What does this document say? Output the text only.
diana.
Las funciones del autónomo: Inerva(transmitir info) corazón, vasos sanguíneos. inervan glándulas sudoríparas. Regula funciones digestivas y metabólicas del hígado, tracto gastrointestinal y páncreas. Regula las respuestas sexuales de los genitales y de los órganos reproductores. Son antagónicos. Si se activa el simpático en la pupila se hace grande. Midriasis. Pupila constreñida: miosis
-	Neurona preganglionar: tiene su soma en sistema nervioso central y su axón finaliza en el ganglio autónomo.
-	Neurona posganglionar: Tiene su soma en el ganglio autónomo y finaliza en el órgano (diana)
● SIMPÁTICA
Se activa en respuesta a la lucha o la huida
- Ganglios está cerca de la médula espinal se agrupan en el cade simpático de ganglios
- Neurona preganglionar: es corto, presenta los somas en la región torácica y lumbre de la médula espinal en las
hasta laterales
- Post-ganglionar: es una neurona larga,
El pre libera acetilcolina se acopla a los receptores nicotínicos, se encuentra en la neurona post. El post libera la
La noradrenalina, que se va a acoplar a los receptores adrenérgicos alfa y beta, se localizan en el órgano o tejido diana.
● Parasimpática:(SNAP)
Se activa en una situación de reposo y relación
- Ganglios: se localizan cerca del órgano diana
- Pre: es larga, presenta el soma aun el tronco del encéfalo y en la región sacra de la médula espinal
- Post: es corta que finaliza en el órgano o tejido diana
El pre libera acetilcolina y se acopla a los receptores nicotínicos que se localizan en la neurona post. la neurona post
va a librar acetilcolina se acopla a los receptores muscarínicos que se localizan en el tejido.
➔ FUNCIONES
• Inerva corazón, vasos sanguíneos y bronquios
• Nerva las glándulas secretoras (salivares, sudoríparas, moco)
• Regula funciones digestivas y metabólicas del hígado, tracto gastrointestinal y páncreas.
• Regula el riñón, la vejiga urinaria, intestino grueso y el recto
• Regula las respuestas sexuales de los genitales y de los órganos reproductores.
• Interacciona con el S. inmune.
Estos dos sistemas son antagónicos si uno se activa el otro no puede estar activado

* What you are asked to do
Extract from the data every line where "tejido" shows up.

* Expected output
La noradrenalina, que se va a acoplar a los receptores adrenérgicos alfa y beta, se localizan en el órgano o tejido diana.
- Post: es corta que finaliza en el órgano o tejido diana
va a librar acetilcolina se acopla a los receptores muscarínicos que se localizan en el tejido.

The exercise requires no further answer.